» **PROBLEM REQUIREMENTS**
Report how many lines of these entries hold the string "Notes"; reply with the number alone.

» **DATASET ENTRIES**
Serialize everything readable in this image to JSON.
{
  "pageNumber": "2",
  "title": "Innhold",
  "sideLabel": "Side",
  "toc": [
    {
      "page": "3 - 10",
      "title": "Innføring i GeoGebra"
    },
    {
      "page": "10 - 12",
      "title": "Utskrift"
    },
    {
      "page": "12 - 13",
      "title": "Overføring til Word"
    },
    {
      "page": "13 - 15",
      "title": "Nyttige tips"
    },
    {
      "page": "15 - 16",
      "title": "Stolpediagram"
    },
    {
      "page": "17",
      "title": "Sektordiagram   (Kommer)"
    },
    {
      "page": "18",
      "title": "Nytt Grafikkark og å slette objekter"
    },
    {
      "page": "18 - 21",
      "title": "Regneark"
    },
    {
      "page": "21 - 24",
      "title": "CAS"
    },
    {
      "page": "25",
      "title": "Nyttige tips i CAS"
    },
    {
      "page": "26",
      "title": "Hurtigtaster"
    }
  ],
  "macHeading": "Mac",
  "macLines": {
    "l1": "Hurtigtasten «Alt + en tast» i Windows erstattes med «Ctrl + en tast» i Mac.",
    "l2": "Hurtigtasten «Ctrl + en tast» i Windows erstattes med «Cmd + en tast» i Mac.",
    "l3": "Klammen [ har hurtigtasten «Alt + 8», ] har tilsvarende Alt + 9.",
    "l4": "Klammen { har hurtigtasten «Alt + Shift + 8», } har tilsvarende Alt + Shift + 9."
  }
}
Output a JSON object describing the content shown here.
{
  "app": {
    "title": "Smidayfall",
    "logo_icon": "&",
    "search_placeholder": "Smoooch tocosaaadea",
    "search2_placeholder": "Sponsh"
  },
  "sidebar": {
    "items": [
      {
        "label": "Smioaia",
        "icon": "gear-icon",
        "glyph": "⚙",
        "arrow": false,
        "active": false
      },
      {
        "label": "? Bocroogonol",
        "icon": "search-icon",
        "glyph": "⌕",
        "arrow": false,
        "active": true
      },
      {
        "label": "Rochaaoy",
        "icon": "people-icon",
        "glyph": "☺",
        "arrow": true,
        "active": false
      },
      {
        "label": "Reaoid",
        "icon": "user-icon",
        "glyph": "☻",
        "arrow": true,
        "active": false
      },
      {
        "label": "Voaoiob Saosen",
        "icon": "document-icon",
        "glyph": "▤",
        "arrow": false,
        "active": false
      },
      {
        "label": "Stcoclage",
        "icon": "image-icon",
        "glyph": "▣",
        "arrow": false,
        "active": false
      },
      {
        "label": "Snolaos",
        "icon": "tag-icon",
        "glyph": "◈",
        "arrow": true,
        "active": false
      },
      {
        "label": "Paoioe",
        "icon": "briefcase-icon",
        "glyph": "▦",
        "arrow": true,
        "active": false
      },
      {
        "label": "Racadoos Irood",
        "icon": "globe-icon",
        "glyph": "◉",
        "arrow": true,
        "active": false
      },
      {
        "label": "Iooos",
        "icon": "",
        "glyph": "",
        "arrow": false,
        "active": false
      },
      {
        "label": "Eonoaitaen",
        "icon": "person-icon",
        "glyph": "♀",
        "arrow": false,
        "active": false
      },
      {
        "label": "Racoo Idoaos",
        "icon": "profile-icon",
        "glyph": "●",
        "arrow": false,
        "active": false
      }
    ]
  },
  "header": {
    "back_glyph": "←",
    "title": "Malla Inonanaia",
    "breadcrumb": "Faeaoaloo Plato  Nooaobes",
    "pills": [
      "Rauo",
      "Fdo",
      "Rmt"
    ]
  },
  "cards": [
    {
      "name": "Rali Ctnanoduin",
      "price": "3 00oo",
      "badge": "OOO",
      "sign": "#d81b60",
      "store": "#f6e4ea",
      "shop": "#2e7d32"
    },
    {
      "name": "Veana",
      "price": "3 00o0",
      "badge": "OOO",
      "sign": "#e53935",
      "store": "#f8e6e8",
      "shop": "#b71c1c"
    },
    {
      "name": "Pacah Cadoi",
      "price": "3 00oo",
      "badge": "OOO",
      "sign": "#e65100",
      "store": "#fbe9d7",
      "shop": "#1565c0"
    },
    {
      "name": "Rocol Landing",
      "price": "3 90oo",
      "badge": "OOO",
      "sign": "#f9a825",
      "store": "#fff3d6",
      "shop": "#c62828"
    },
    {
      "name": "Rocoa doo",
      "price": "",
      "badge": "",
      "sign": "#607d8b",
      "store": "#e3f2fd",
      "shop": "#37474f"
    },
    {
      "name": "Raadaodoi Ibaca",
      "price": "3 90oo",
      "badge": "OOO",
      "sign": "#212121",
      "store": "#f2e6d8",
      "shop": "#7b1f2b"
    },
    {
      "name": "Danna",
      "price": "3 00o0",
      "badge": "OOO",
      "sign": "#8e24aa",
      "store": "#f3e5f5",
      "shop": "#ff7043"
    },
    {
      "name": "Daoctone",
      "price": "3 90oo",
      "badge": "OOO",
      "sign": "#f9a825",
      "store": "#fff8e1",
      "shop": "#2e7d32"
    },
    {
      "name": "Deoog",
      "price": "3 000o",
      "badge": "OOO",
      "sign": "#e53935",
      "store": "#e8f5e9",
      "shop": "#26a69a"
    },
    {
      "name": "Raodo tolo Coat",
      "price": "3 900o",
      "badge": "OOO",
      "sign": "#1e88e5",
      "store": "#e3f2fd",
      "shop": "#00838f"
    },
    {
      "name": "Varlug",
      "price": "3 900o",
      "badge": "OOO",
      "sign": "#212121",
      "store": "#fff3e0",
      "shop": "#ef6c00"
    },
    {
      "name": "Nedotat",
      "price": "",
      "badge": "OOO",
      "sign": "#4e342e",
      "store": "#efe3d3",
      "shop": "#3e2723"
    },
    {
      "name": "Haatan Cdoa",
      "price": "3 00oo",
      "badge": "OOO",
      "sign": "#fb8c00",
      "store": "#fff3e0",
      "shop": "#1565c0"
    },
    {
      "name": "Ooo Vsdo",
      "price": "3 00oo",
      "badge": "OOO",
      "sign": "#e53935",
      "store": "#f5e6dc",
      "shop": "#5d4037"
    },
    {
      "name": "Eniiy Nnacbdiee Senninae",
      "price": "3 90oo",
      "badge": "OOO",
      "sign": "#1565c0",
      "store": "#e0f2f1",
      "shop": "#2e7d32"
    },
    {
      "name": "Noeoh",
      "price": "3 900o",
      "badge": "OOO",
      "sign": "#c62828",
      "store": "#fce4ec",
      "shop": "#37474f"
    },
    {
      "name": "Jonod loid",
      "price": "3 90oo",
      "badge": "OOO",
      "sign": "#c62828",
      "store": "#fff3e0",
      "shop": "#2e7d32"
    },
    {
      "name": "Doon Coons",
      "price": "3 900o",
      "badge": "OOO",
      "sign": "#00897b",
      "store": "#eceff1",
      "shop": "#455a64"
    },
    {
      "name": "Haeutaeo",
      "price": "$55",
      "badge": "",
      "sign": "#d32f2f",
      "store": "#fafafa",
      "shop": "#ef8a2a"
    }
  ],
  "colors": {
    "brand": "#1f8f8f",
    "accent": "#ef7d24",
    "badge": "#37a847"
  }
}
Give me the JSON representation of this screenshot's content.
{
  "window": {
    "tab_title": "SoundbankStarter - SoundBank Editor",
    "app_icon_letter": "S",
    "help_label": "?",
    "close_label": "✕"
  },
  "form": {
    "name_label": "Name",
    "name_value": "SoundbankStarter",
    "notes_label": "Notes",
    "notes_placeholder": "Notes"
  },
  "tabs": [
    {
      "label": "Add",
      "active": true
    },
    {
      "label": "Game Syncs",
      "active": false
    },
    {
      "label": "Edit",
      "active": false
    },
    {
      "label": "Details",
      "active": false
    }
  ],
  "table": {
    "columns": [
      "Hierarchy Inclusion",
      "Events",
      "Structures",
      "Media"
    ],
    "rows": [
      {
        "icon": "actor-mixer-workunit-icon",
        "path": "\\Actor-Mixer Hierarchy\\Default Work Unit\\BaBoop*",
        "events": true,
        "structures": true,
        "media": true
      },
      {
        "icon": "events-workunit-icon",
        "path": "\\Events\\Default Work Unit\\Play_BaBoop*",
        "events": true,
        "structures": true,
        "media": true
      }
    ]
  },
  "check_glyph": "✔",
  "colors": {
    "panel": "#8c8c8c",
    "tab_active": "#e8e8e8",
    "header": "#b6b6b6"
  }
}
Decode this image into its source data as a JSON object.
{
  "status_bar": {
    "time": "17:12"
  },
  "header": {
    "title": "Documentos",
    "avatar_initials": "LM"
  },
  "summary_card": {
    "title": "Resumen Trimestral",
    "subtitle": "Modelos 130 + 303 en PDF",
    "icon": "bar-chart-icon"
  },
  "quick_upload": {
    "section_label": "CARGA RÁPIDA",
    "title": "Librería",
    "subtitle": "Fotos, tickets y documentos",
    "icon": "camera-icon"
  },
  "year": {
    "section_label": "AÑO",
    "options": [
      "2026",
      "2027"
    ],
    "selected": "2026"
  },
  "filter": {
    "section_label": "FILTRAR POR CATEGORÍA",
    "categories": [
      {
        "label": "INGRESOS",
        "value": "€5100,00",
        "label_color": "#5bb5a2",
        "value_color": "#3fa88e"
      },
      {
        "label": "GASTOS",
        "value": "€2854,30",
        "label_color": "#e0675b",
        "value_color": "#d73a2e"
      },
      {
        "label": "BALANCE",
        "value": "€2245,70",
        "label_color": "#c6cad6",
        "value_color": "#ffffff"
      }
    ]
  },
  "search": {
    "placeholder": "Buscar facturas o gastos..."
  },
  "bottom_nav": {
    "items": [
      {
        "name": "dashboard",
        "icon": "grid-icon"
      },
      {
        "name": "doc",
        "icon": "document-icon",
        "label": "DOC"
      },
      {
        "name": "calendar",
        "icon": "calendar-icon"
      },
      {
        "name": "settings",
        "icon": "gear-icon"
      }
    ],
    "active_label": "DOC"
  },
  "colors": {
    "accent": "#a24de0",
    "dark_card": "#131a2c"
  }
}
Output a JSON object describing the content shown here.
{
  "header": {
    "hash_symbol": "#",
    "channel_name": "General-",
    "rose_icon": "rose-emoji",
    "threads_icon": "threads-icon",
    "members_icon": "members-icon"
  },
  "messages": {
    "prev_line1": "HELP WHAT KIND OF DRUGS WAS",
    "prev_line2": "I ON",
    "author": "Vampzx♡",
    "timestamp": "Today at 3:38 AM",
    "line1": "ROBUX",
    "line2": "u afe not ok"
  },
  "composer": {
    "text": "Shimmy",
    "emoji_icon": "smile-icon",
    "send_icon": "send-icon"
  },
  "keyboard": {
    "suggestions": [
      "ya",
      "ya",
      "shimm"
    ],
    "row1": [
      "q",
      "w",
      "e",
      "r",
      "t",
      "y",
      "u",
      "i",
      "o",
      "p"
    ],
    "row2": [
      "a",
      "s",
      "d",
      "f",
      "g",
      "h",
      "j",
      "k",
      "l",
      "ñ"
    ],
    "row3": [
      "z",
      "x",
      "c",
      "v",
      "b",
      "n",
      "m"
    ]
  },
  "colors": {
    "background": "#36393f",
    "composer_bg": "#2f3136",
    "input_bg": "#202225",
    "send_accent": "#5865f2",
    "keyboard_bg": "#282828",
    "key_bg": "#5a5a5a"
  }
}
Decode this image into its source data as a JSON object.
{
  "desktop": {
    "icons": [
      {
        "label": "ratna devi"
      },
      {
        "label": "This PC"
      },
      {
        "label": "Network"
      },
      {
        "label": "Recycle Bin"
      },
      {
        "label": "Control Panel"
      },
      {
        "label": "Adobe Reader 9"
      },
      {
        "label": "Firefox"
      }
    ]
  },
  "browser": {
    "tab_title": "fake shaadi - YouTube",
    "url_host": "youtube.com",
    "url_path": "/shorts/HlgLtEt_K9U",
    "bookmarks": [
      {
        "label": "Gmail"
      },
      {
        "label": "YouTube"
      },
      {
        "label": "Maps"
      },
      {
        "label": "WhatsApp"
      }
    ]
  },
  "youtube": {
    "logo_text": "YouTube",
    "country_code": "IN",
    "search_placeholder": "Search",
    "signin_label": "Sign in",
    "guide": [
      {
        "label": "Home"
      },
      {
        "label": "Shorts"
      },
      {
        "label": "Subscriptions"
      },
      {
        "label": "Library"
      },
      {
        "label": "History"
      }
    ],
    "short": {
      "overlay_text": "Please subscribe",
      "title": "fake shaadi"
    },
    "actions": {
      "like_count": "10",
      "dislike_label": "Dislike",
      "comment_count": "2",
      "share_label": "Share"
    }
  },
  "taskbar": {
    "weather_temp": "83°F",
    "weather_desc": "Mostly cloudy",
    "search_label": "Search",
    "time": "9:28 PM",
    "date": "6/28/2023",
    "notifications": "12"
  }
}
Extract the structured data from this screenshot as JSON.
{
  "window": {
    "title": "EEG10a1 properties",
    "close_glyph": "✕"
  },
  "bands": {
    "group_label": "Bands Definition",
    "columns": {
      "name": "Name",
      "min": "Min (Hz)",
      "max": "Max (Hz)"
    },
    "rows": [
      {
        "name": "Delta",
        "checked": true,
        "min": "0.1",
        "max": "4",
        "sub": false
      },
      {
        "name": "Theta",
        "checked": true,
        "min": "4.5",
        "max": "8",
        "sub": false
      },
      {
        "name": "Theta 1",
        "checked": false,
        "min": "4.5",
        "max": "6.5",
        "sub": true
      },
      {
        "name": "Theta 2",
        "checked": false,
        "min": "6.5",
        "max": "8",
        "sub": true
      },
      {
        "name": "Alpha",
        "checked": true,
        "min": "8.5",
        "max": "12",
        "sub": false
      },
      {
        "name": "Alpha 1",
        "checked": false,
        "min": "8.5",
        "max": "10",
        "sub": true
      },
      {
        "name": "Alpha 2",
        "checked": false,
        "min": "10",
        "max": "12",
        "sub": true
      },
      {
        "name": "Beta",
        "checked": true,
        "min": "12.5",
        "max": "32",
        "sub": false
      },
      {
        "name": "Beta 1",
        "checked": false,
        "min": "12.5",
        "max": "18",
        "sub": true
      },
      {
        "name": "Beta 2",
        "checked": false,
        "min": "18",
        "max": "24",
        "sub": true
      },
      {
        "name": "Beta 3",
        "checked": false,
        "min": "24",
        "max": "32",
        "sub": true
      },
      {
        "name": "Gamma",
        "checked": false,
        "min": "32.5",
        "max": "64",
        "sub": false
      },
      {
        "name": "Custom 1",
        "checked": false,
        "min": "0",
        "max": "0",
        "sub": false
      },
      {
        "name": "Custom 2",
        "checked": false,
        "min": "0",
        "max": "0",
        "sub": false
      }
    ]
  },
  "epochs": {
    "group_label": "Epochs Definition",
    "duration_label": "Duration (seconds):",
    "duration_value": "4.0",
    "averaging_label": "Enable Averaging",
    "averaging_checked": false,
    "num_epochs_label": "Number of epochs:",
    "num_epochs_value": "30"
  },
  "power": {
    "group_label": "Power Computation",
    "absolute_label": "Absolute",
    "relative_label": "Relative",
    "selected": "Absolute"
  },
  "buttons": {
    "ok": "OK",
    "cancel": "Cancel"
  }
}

» **EXERCISE OUTPUT**
2